• Set exercise:
Copy each line of the records that contains the word "best".

[Dataset records]

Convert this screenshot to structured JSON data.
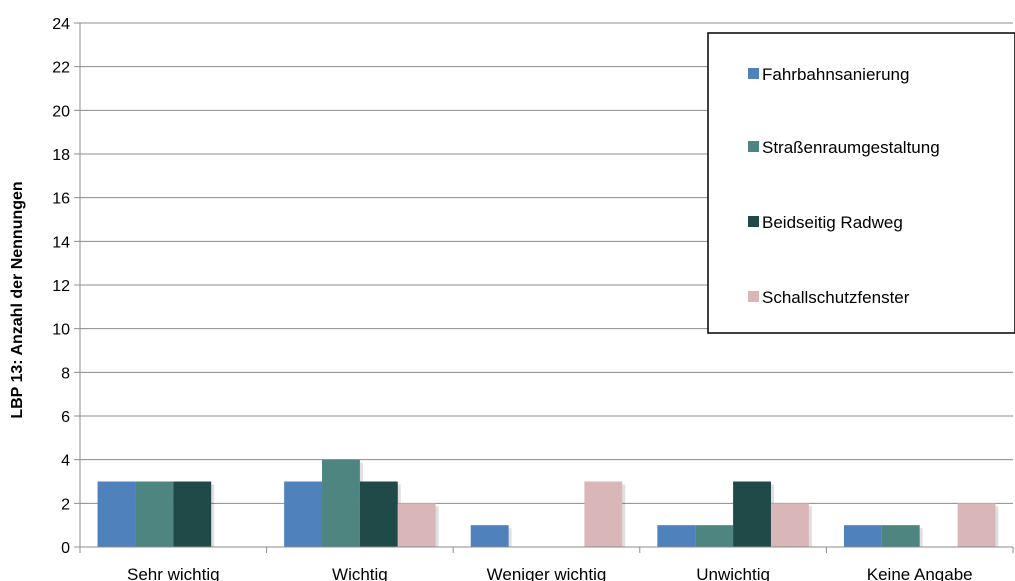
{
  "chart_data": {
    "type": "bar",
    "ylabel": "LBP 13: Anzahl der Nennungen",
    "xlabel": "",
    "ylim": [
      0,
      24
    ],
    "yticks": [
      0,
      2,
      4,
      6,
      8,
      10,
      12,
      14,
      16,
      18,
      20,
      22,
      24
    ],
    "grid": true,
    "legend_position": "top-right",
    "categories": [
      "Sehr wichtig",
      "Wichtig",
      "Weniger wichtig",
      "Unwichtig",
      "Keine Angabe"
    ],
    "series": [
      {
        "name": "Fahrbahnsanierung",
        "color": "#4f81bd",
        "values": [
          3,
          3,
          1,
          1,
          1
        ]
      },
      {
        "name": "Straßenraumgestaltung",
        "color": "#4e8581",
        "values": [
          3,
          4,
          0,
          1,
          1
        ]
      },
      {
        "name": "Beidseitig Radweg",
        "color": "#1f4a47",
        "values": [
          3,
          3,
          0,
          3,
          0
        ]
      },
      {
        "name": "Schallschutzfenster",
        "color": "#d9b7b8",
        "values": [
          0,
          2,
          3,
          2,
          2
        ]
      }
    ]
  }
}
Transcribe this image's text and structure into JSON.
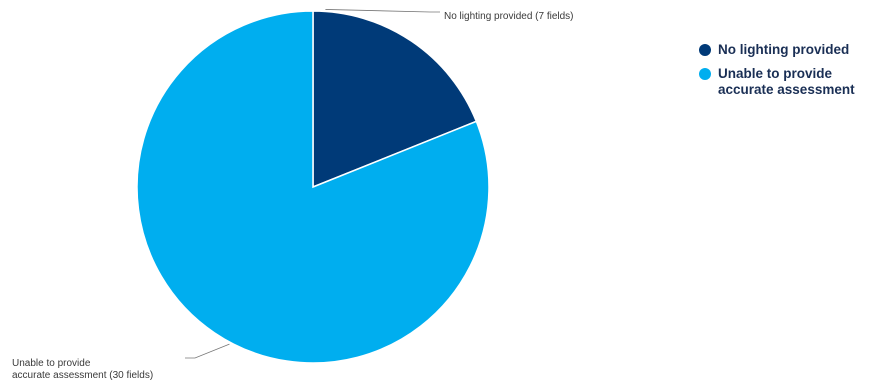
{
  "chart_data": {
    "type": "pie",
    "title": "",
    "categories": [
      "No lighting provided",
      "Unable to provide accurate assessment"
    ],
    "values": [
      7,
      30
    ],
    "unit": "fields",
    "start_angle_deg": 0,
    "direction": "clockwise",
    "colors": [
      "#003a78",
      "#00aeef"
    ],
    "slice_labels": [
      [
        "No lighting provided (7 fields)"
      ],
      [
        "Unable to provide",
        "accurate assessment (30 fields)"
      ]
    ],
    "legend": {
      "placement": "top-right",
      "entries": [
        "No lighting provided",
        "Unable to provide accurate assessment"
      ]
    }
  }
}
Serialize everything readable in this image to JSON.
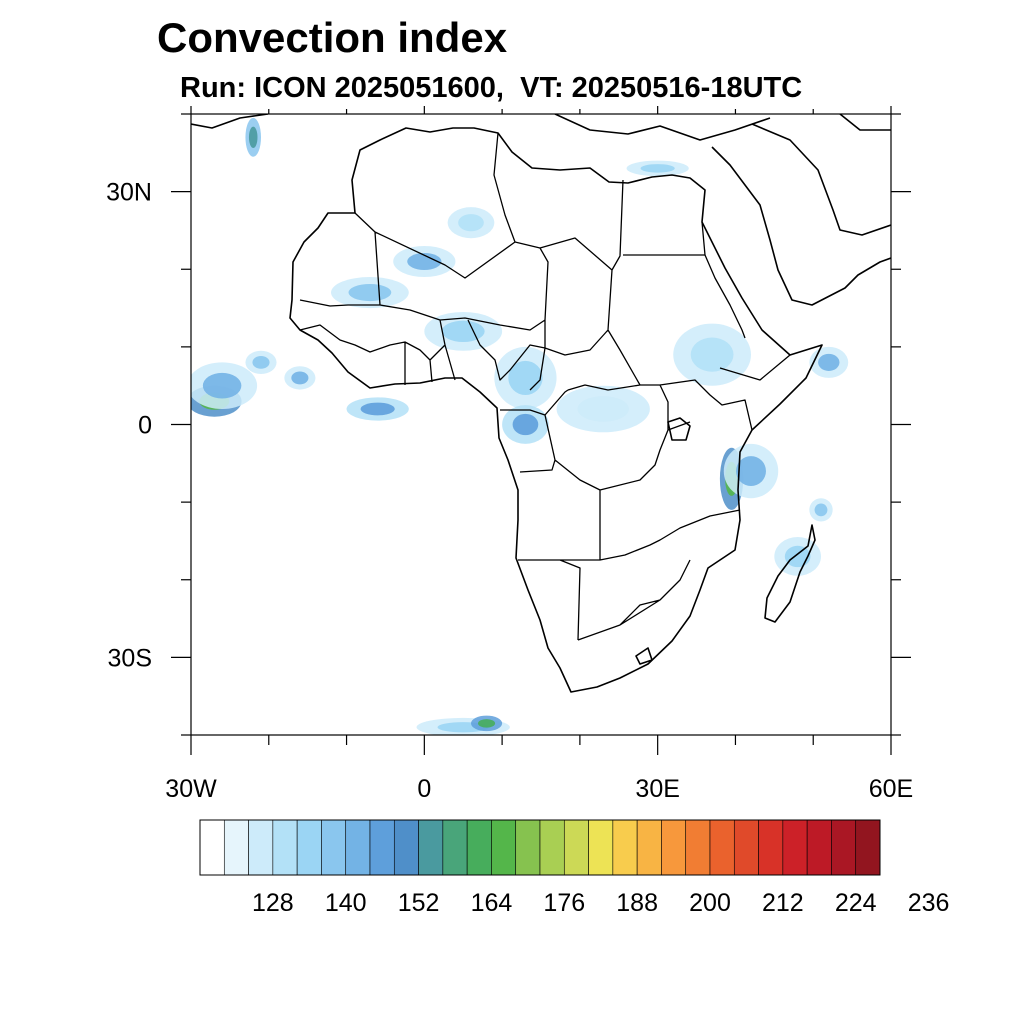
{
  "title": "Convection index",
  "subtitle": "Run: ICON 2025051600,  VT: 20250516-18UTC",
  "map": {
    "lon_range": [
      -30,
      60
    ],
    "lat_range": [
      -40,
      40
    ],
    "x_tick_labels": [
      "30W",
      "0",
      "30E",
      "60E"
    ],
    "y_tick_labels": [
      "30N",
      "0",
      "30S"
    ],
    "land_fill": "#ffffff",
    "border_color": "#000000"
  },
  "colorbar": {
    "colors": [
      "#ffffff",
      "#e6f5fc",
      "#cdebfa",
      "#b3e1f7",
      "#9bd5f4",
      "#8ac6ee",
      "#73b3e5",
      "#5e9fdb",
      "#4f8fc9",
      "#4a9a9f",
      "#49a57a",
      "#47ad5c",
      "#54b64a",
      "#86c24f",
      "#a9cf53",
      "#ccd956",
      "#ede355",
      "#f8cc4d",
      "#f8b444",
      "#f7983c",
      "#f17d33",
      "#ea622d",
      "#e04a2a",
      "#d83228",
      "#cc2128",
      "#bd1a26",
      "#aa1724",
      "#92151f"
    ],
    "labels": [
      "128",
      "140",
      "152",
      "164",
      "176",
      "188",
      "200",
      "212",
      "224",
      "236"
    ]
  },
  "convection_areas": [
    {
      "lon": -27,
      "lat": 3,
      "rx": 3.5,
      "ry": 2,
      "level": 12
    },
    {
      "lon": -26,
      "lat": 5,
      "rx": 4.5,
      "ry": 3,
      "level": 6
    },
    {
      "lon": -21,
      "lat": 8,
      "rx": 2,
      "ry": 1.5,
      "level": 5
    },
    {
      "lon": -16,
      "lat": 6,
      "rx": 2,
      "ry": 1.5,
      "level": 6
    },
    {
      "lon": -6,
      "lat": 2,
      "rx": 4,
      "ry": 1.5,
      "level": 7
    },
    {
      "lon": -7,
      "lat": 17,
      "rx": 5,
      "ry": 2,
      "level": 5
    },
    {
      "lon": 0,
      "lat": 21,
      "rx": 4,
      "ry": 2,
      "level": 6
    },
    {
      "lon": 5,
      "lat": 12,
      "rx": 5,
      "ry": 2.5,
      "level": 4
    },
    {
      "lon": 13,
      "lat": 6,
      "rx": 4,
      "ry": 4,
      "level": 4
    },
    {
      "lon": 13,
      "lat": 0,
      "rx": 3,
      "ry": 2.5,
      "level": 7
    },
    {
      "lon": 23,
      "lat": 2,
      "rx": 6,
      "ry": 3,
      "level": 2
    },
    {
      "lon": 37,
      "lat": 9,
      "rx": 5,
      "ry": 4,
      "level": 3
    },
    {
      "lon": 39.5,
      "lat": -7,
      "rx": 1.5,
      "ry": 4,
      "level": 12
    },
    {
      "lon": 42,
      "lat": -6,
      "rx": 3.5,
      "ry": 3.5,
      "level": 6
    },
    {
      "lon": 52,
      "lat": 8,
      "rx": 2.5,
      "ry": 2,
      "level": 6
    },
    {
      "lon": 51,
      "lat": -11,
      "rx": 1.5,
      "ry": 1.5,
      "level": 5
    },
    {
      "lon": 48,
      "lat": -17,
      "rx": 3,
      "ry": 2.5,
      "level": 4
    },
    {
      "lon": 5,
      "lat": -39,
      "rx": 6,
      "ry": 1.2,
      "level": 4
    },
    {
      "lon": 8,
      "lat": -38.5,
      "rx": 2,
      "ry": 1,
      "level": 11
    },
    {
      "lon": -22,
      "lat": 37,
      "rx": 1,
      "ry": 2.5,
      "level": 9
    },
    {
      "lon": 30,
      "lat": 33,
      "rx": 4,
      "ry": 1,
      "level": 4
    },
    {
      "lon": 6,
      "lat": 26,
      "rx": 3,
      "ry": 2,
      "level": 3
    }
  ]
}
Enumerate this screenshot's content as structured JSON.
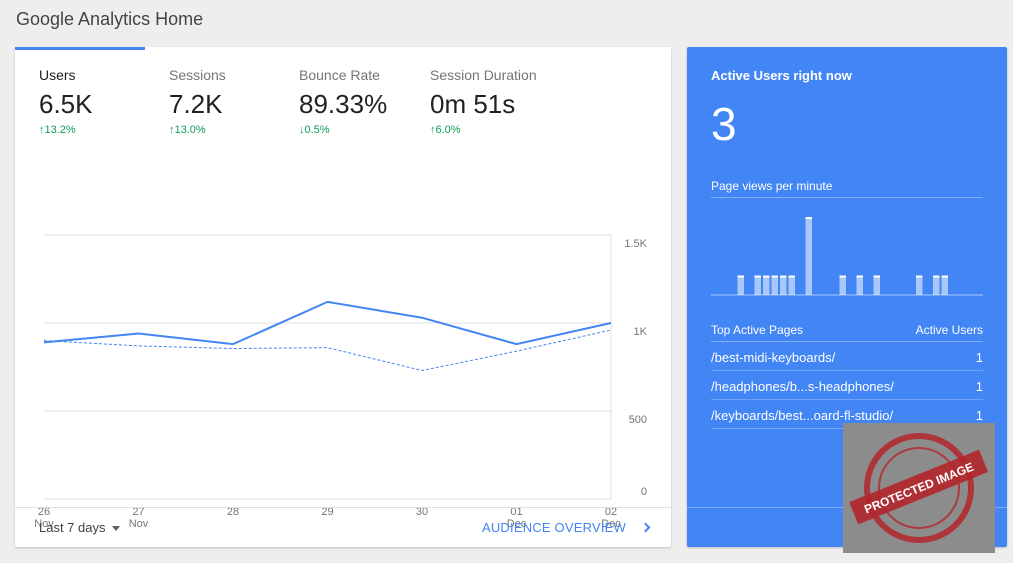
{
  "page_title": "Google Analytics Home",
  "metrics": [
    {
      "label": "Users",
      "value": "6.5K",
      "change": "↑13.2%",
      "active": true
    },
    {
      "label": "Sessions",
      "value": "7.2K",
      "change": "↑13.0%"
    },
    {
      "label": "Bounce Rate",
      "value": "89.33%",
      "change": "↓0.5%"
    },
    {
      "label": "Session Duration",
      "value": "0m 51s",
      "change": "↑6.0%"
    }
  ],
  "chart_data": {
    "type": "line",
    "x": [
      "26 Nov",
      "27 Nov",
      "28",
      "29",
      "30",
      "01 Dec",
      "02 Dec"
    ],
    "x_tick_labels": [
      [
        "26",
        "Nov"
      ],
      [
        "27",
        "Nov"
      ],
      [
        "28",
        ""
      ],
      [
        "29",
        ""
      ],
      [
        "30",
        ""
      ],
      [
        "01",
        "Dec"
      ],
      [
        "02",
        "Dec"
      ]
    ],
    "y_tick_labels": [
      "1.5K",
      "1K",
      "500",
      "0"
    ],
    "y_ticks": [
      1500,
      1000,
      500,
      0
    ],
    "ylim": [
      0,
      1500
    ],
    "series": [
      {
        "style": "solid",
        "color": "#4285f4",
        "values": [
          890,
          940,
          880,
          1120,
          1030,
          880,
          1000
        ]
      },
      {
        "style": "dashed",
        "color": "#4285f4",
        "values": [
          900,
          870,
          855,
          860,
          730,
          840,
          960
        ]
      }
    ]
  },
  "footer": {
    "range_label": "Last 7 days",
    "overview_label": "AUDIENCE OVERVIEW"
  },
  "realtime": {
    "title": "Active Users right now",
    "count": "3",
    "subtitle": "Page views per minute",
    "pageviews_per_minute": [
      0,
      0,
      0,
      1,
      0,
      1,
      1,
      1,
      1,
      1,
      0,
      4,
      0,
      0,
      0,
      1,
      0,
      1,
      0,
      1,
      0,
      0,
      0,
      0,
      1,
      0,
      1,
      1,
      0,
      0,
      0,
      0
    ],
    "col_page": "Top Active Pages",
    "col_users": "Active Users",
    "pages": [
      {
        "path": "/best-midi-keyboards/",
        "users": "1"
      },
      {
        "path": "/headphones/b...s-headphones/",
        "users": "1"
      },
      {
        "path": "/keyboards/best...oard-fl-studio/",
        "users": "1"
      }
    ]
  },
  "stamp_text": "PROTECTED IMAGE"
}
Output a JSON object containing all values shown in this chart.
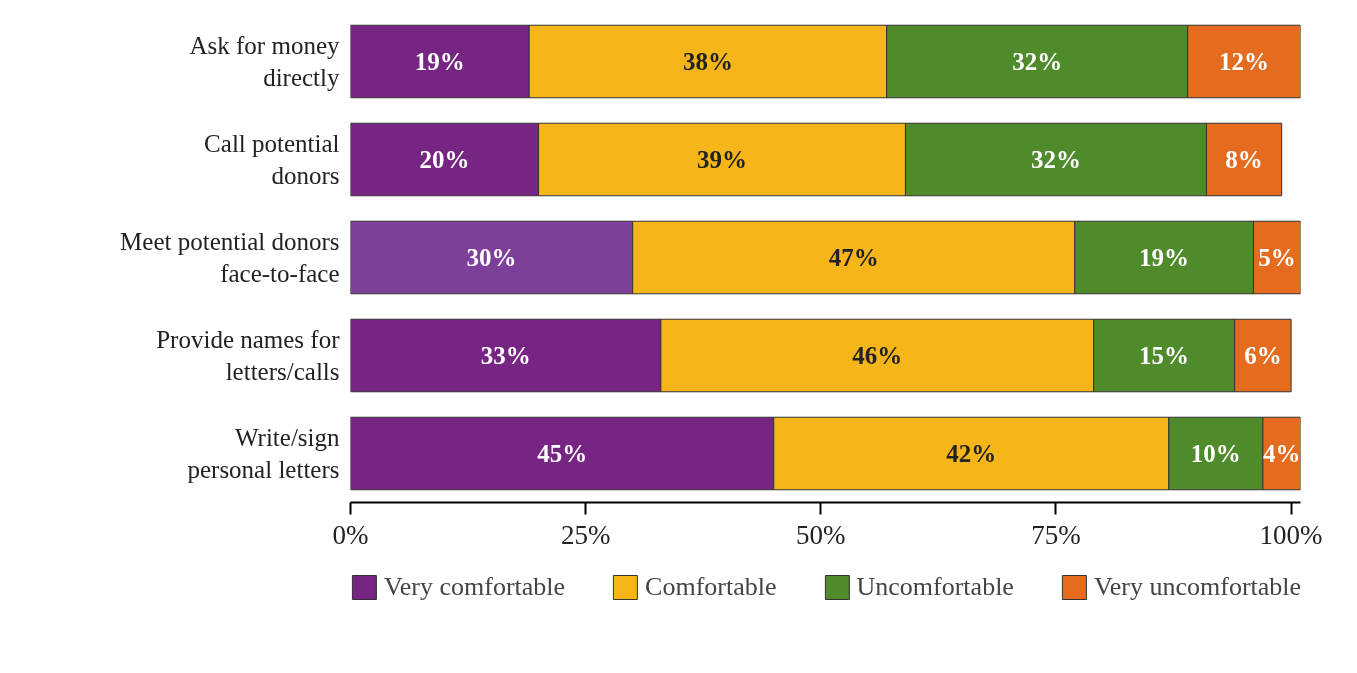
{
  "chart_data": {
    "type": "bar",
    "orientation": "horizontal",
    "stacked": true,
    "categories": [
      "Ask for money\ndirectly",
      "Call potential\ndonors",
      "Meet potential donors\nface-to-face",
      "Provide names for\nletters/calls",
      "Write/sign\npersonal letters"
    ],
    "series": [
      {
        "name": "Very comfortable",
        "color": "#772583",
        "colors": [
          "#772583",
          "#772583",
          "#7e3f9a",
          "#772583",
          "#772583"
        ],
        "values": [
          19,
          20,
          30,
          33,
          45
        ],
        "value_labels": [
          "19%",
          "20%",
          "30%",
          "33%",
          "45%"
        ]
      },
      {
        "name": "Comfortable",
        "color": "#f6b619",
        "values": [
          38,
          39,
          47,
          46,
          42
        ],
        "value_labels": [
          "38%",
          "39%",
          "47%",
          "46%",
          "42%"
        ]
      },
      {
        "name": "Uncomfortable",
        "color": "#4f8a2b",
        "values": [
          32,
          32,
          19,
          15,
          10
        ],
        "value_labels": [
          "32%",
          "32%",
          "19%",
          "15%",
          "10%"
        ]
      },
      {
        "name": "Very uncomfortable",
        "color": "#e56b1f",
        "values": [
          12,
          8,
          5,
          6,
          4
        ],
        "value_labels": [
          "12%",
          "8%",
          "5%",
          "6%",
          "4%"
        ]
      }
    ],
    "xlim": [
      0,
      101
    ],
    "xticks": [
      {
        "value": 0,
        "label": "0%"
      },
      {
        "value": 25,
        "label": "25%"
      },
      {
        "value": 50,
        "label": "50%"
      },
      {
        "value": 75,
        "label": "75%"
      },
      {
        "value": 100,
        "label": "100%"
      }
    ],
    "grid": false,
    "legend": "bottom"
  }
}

• Result:
        "path": "/best-midi-keyboards/",
        "path": "/keyboards/best...oard-fl-studio/",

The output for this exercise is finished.